START GIVEN RECORDS

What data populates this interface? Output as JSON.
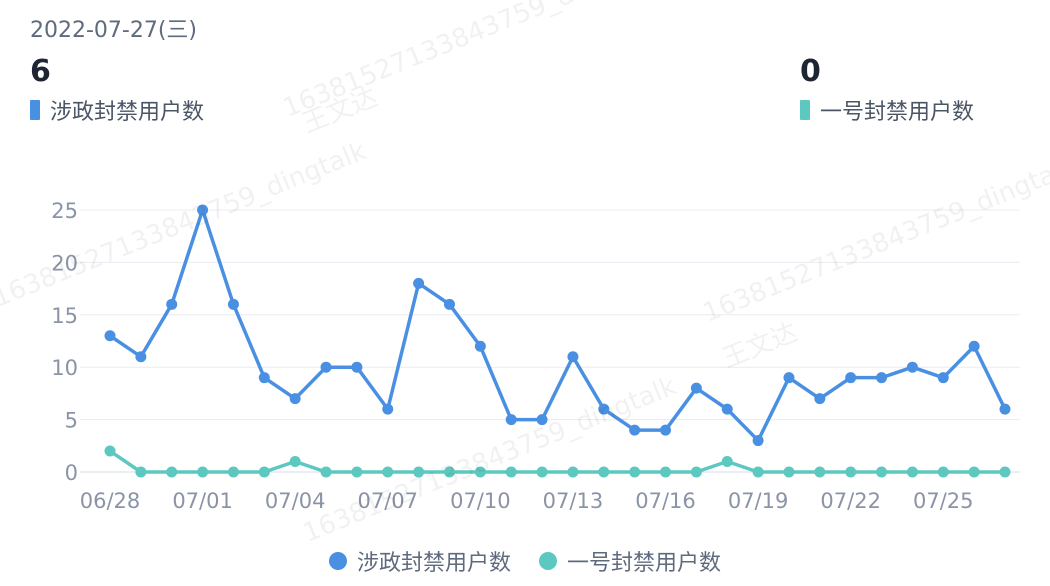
{
  "header": {
    "date": "2022-07-27(三)"
  },
  "stats": [
    {
      "value": "6",
      "label": "涉政封禁用户数",
      "color": "#4a90e2"
    },
    {
      "value": "0",
      "label": "一号封禁用户数",
      "color": "#5cc8c0"
    }
  ],
  "watermarks": [
    "16381527133843759_dingtalk",
    "王文达"
  ],
  "chart_data": {
    "type": "line",
    "x": [
      "06/28",
      "06/29",
      "06/30",
      "07/01",
      "07/02",
      "07/03",
      "07/04",
      "07/05",
      "07/06",
      "07/07",
      "07/08",
      "07/09",
      "07/10",
      "07/11",
      "07/12",
      "07/13",
      "07/14",
      "07/15",
      "07/16",
      "07/17",
      "07/18",
      "07/19",
      "07/20",
      "07/21",
      "07/22",
      "07/23",
      "07/24",
      "07/25",
      "07/26",
      "07/27"
    ],
    "tick_labels": [
      "06/28",
      "07/01",
      "07/04",
      "07/07",
      "07/10",
      "07/13",
      "07/16",
      "07/19",
      "07/22",
      "07/25"
    ],
    "y_ticks": [
      0,
      5,
      10,
      15,
      20,
      25
    ],
    "ylim": [
      0,
      25
    ],
    "grid": true,
    "legend": "bottom",
    "series": [
      {
        "name": "涉政封禁用户数",
        "color": "#4a90e2",
        "values": [
          13,
          11,
          16,
          25,
          16,
          9,
          7,
          10,
          10,
          6,
          18,
          16,
          12,
          5,
          5,
          11,
          6,
          4,
          4,
          8,
          6,
          3,
          9,
          7,
          9,
          9,
          10,
          9,
          12,
          6
        ]
      },
      {
        "name": "一号封禁用户数",
        "color": "#5cc8c0",
        "values": [
          2,
          0,
          0,
          0,
          0,
          0,
          1,
          0,
          0,
          0,
          0,
          0,
          0,
          0,
          0,
          0,
          0,
          0,
          0,
          0,
          1,
          0,
          0,
          0,
          0,
          0,
          0,
          0,
          0,
          0
        ]
      }
    ]
  }
}
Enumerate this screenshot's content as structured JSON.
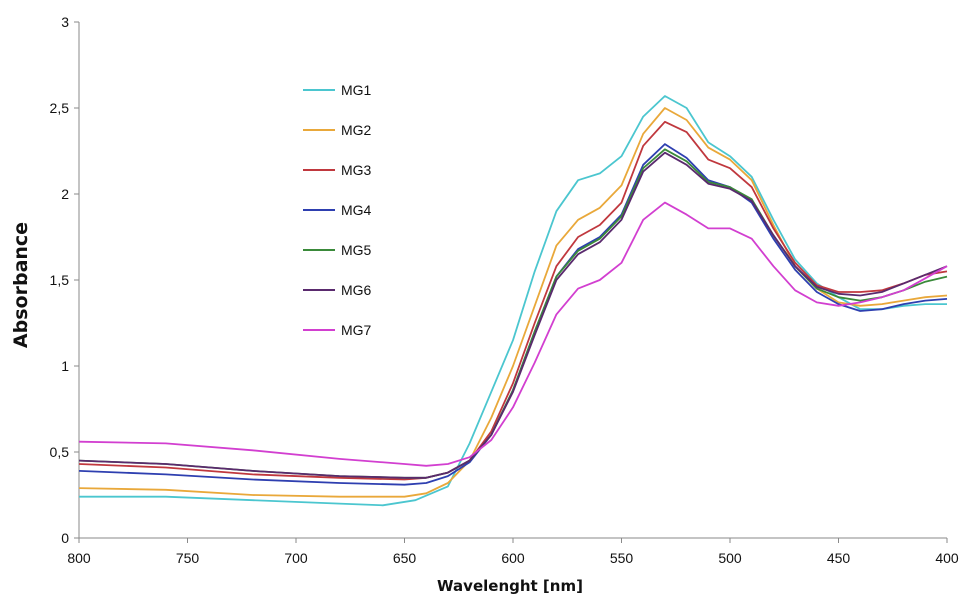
{
  "chart_data": {
    "type": "line",
    "xlabel": "Wavelenght [nm]",
    "ylabel": "Absorbance",
    "xlim": [
      800,
      400
    ],
    "ylim": [
      0,
      3
    ],
    "x_ticks": [
      "800",
      "750",
      "700",
      "650",
      "600",
      "550",
      "500",
      "450",
      "400"
    ],
    "y_ticks": [
      "0",
      "0,5",
      "1",
      "1,5",
      "2",
      "2,5",
      "3"
    ],
    "grid": false,
    "legend_position": "upper-left inside plot",
    "series": [
      {
        "name": "MG1",
        "color": "#4bc6cf",
        "points": [
          [
            800,
            0.24
          ],
          [
            760,
            0.24
          ],
          [
            720,
            0.22
          ],
          [
            680,
            0.2
          ],
          [
            660,
            0.19
          ],
          [
            645,
            0.22
          ],
          [
            630,
            0.3
          ],
          [
            620,
            0.55
          ],
          [
            610,
            0.85
          ],
          [
            600,
            1.15
          ],
          [
            590,
            1.55
          ],
          [
            580,
            1.9
          ],
          [
            570,
            2.08
          ],
          [
            560,
            2.12
          ],
          [
            550,
            2.22
          ],
          [
            540,
            2.45
          ],
          [
            530,
            2.57
          ],
          [
            520,
            2.5
          ],
          [
            510,
            2.3
          ],
          [
            500,
            2.22
          ],
          [
            490,
            2.1
          ],
          [
            480,
            1.85
          ],
          [
            470,
            1.62
          ],
          [
            460,
            1.48
          ],
          [
            450,
            1.4
          ],
          [
            440,
            1.33
          ],
          [
            430,
            1.33
          ],
          [
            420,
            1.35
          ],
          [
            410,
            1.36
          ],
          [
            400,
            1.36
          ]
        ]
      },
      {
        "name": "MG2",
        "color": "#e9a83a",
        "points": [
          [
            800,
            0.29
          ],
          [
            760,
            0.28
          ],
          [
            720,
            0.25
          ],
          [
            680,
            0.24
          ],
          [
            650,
            0.24
          ],
          [
            640,
            0.26
          ],
          [
            630,
            0.32
          ],
          [
            620,
            0.45
          ],
          [
            610,
            0.7
          ],
          [
            600,
            1.0
          ],
          [
            590,
            1.35
          ],
          [
            580,
            1.7
          ],
          [
            570,
            1.85
          ],
          [
            560,
            1.92
          ],
          [
            550,
            2.05
          ],
          [
            540,
            2.35
          ],
          [
            530,
            2.5
          ],
          [
            520,
            2.43
          ],
          [
            510,
            2.27
          ],
          [
            500,
            2.2
          ],
          [
            490,
            2.08
          ],
          [
            480,
            1.82
          ],
          [
            470,
            1.58
          ],
          [
            460,
            1.45
          ],
          [
            450,
            1.37
          ],
          [
            440,
            1.35
          ],
          [
            430,
            1.36
          ],
          [
            420,
            1.38
          ],
          [
            410,
            1.4
          ],
          [
            400,
            1.41
          ]
        ]
      },
      {
        "name": "MG3",
        "color": "#c0383e",
        "points": [
          [
            800,
            0.43
          ],
          [
            760,
            0.41
          ],
          [
            720,
            0.37
          ],
          [
            680,
            0.35
          ],
          [
            650,
            0.34
          ],
          [
            640,
            0.35
          ],
          [
            630,
            0.38
          ],
          [
            620,
            0.45
          ],
          [
            610,
            0.62
          ],
          [
            600,
            0.9
          ],
          [
            590,
            1.25
          ],
          [
            580,
            1.58
          ],
          [
            570,
            1.75
          ],
          [
            560,
            1.82
          ],
          [
            550,
            1.95
          ],
          [
            540,
            2.28
          ],
          [
            530,
            2.42
          ],
          [
            520,
            2.36
          ],
          [
            510,
            2.2
          ],
          [
            500,
            2.15
          ],
          [
            490,
            2.04
          ],
          [
            480,
            1.8
          ],
          [
            470,
            1.6
          ],
          [
            460,
            1.47
          ],
          [
            450,
            1.43
          ],
          [
            440,
            1.43
          ],
          [
            430,
            1.44
          ],
          [
            420,
            1.48
          ],
          [
            410,
            1.53
          ],
          [
            400,
            1.55
          ]
        ]
      },
      {
        "name": "MG4",
        "color": "#2e3fb0",
        "points": [
          [
            800,
            0.39
          ],
          [
            760,
            0.37
          ],
          [
            720,
            0.34
          ],
          [
            680,
            0.32
          ],
          [
            650,
            0.31
          ],
          [
            640,
            0.32
          ],
          [
            630,
            0.36
          ],
          [
            620,
            0.44
          ],
          [
            610,
            0.6
          ],
          [
            600,
            0.86
          ],
          [
            590,
            1.2
          ],
          [
            580,
            1.52
          ],
          [
            570,
            1.68
          ],
          [
            560,
            1.75
          ],
          [
            550,
            1.88
          ],
          [
            540,
            2.17
          ],
          [
            530,
            2.29
          ],
          [
            520,
            2.21
          ],
          [
            510,
            2.08
          ],
          [
            500,
            2.04
          ],
          [
            490,
            1.95
          ],
          [
            480,
            1.74
          ],
          [
            470,
            1.56
          ],
          [
            460,
            1.43
          ],
          [
            450,
            1.36
          ],
          [
            440,
            1.32
          ],
          [
            430,
            1.33
          ],
          [
            420,
            1.36
          ],
          [
            410,
            1.38
          ],
          [
            400,
            1.39
          ]
        ]
      },
      {
        "name": "MG5",
        "color": "#3a8a3a",
        "points": [
          [
            800,
            0.45
          ],
          [
            760,
            0.43
          ],
          [
            720,
            0.39
          ],
          [
            680,
            0.36
          ],
          [
            650,
            0.35
          ],
          [
            640,
            0.35
          ],
          [
            630,
            0.38
          ],
          [
            620,
            0.45
          ],
          [
            610,
            0.6
          ],
          [
            600,
            0.86
          ],
          [
            590,
            1.2
          ],
          [
            580,
            1.52
          ],
          [
            570,
            1.67
          ],
          [
            560,
            1.74
          ],
          [
            550,
            1.87
          ],
          [
            540,
            2.15
          ],
          [
            530,
            2.26
          ],
          [
            520,
            2.19
          ],
          [
            510,
            2.07
          ],
          [
            500,
            2.04
          ],
          [
            490,
            1.97
          ],
          [
            480,
            1.76
          ],
          [
            470,
            1.58
          ],
          [
            460,
            1.45
          ],
          [
            450,
            1.4
          ],
          [
            440,
            1.38
          ],
          [
            430,
            1.4
          ],
          [
            420,
            1.44
          ],
          [
            410,
            1.49
          ],
          [
            400,
            1.52
          ]
        ]
      },
      {
        "name": "MG6",
        "color": "#5a2a6e",
        "points": [
          [
            800,
            0.45
          ],
          [
            760,
            0.43
          ],
          [
            720,
            0.39
          ],
          [
            680,
            0.36
          ],
          [
            650,
            0.35
          ],
          [
            640,
            0.35
          ],
          [
            630,
            0.38
          ],
          [
            620,
            0.45
          ],
          [
            610,
            0.6
          ],
          [
            600,
            0.85
          ],
          [
            590,
            1.18
          ],
          [
            580,
            1.5
          ],
          [
            570,
            1.65
          ],
          [
            560,
            1.72
          ],
          [
            550,
            1.85
          ],
          [
            540,
            2.13
          ],
          [
            530,
            2.24
          ],
          [
            520,
            2.17
          ],
          [
            510,
            2.06
          ],
          [
            500,
            2.03
          ],
          [
            490,
            1.96
          ],
          [
            480,
            1.76
          ],
          [
            470,
            1.58
          ],
          [
            460,
            1.46
          ],
          [
            450,
            1.42
          ],
          [
            440,
            1.41
          ],
          [
            430,
            1.43
          ],
          [
            420,
            1.48
          ],
          [
            410,
            1.53
          ],
          [
            400,
            1.58
          ]
        ]
      },
      {
        "name": "MG7",
        "color": "#d23fd0",
        "points": [
          [
            800,
            0.56
          ],
          [
            760,
            0.55
          ],
          [
            720,
            0.51
          ],
          [
            680,
            0.46
          ],
          [
            650,
            0.43
          ],
          [
            640,
            0.42
          ],
          [
            630,
            0.43
          ],
          [
            620,
            0.47
          ],
          [
            610,
            0.57
          ],
          [
            600,
            0.76
          ],
          [
            590,
            1.02
          ],
          [
            580,
            1.3
          ],
          [
            570,
            1.45
          ],
          [
            560,
            1.5
          ],
          [
            550,
            1.6
          ],
          [
            540,
            1.85
          ],
          [
            530,
            1.95
          ],
          [
            520,
            1.88
          ],
          [
            510,
            1.8
          ],
          [
            500,
            1.8
          ],
          [
            490,
            1.74
          ],
          [
            480,
            1.58
          ],
          [
            470,
            1.44
          ],
          [
            460,
            1.37
          ],
          [
            450,
            1.35
          ],
          [
            440,
            1.37
          ],
          [
            430,
            1.4
          ],
          [
            420,
            1.44
          ],
          [
            410,
            1.51
          ],
          [
            400,
            1.58
          ]
        ]
      }
    ]
  }
}
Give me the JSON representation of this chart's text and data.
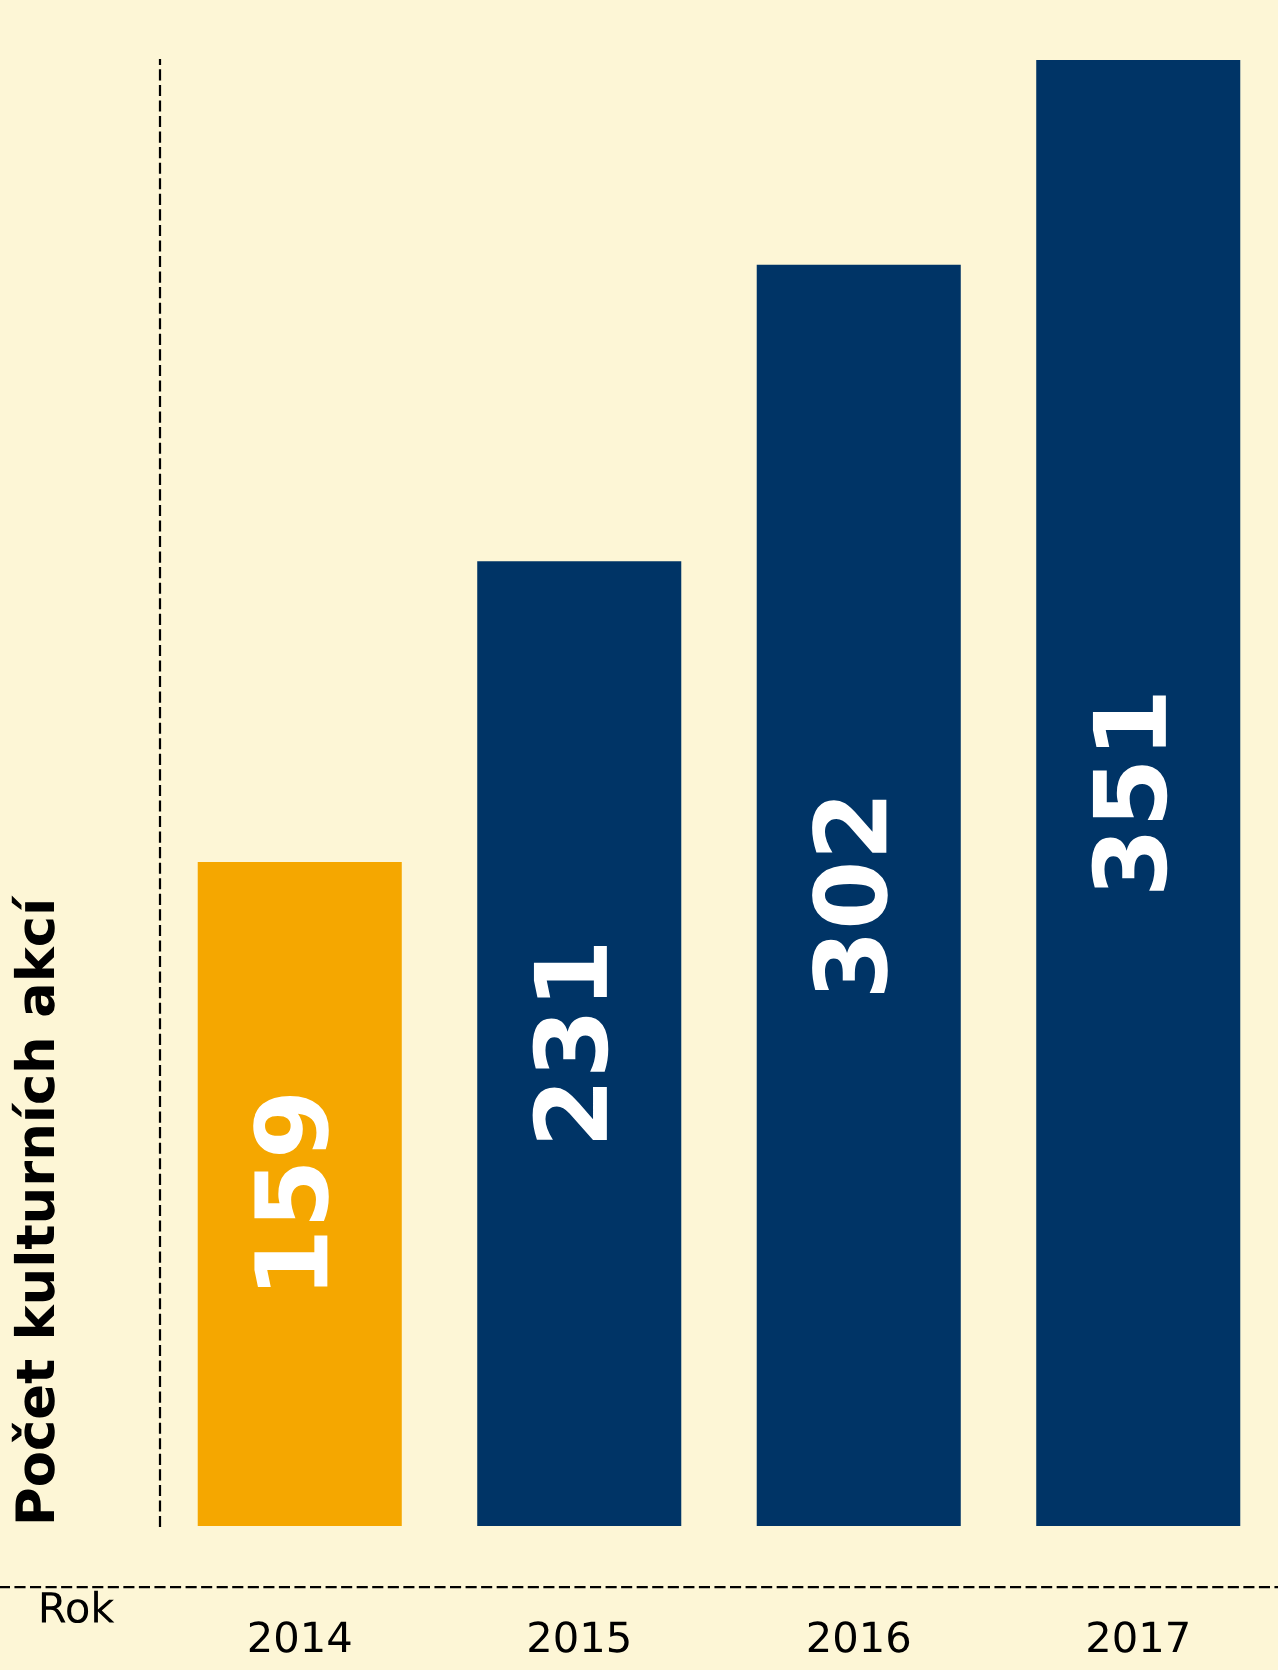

END GIVEN RECORDS

_TASK DESCRIPTION_
Write out every line of the preceding listing that contains "JSON".

_COMPLETE RESPONSE_
What data populates this interface? Output as JSON.
Enumerate this screenshot's content as structured JSON.
Give me the JSON representation of this chart's text and data.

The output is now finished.